(WRITTEN PROBLEM): Gather, from the data below, each line in which the word "type" occurs.

(RECORDS FOR THIS EXERCISE):
===============

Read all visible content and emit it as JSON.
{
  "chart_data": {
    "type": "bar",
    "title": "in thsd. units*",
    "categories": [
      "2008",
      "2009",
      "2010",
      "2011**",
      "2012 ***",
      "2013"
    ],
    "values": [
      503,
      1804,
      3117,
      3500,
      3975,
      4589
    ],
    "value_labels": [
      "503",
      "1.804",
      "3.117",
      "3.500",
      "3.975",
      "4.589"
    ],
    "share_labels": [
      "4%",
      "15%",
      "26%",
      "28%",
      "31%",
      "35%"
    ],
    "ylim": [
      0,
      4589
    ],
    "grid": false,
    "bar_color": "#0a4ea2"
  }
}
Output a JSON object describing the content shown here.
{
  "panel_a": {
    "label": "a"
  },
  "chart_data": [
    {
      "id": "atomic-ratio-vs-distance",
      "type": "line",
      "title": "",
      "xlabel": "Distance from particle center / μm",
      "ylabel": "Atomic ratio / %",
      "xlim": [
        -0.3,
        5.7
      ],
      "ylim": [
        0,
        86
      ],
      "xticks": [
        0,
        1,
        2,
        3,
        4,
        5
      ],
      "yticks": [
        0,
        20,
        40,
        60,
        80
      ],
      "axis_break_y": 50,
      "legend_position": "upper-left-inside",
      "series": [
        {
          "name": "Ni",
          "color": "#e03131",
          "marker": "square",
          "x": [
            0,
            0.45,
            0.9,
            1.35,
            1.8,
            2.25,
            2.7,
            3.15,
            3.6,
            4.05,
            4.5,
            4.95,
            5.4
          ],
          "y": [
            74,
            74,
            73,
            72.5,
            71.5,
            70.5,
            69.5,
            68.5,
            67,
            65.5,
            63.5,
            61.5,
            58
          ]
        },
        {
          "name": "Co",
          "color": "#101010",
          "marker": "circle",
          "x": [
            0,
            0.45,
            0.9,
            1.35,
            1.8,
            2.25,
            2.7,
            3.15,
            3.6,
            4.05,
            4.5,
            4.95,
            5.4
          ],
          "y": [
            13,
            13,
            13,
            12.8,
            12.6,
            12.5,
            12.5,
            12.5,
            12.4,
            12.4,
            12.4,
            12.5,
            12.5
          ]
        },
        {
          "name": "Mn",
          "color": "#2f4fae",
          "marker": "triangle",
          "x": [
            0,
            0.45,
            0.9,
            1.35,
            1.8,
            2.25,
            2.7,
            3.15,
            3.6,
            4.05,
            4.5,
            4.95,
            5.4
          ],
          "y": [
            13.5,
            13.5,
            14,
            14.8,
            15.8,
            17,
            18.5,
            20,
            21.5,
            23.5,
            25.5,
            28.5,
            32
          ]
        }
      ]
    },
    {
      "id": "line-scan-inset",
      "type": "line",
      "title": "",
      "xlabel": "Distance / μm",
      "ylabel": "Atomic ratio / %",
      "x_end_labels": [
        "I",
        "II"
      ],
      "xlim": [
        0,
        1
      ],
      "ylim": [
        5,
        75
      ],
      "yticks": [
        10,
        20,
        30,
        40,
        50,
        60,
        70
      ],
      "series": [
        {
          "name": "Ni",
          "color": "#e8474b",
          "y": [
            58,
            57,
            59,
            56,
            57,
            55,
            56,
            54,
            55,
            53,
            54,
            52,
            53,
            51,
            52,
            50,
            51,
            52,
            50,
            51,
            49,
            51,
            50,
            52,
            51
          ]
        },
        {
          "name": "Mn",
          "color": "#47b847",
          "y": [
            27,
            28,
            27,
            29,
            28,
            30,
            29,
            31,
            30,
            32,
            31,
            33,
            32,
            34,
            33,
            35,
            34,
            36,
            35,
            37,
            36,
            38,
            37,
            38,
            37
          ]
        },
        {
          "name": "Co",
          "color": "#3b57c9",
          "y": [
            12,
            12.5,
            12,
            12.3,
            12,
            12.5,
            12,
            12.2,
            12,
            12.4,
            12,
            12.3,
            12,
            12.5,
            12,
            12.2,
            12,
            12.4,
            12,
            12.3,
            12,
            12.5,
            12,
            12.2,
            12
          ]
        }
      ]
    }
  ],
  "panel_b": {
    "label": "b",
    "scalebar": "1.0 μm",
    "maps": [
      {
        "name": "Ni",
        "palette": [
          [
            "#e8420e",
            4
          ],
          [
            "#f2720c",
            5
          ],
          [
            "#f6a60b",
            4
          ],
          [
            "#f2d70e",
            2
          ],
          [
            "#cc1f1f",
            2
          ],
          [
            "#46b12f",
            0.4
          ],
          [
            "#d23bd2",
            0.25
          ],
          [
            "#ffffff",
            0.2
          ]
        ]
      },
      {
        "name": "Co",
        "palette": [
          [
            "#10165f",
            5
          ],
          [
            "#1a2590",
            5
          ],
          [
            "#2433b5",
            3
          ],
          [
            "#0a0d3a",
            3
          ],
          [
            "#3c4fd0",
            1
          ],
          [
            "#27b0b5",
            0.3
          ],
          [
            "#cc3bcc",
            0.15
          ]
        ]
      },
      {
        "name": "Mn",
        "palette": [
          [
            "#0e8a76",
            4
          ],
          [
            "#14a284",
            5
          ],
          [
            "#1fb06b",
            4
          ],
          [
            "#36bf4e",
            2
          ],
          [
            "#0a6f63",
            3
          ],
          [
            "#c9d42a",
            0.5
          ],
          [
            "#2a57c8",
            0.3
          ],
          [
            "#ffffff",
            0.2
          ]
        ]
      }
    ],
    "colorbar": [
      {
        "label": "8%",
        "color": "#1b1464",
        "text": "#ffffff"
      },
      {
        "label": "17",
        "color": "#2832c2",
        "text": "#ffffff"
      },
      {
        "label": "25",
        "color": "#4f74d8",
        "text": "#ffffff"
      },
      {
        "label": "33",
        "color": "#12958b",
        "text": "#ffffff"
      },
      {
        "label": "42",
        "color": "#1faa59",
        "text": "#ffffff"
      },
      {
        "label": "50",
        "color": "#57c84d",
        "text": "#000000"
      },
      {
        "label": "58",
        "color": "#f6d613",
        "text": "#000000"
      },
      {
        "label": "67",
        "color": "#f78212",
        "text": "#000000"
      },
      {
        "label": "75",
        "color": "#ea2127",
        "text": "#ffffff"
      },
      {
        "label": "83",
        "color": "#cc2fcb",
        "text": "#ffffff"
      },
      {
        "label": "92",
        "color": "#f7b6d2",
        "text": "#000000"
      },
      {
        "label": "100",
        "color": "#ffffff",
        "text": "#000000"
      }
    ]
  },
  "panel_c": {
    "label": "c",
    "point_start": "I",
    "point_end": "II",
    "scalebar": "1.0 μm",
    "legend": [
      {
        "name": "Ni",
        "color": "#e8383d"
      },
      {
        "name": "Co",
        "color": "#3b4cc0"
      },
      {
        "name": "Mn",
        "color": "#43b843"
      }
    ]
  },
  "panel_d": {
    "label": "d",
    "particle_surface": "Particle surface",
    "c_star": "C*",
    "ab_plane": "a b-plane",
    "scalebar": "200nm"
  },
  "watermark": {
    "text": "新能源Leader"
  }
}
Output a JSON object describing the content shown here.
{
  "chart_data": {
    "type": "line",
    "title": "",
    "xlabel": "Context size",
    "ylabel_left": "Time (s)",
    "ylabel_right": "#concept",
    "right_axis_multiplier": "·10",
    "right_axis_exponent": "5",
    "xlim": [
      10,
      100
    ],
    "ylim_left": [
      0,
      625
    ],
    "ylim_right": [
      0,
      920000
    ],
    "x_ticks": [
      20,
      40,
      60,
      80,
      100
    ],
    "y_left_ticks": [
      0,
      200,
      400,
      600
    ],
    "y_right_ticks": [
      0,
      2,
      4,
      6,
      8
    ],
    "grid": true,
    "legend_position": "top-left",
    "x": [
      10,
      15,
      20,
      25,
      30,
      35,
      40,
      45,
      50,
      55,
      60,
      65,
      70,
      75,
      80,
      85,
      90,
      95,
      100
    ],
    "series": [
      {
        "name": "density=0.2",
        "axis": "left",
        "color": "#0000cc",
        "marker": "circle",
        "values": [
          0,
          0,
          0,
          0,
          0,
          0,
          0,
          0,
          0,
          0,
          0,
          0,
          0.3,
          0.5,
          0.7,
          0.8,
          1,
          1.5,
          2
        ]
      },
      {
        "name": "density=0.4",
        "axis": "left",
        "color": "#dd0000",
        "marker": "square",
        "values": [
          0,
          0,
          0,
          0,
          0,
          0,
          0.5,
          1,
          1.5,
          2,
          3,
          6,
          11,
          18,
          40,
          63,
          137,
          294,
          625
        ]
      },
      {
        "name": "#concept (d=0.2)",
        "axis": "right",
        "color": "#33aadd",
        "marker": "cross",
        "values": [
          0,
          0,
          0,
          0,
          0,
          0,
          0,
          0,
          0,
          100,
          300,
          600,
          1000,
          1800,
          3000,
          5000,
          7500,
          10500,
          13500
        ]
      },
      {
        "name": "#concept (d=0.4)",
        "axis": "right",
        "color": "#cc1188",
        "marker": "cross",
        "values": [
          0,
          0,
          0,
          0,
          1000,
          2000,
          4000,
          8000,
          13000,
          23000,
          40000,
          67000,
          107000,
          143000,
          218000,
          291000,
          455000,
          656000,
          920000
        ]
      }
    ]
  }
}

===============

(SOLUTION TO THE PROBLEM):
    "type": "bar",
      "type": "line",
      "type": "line",
    "type": "line",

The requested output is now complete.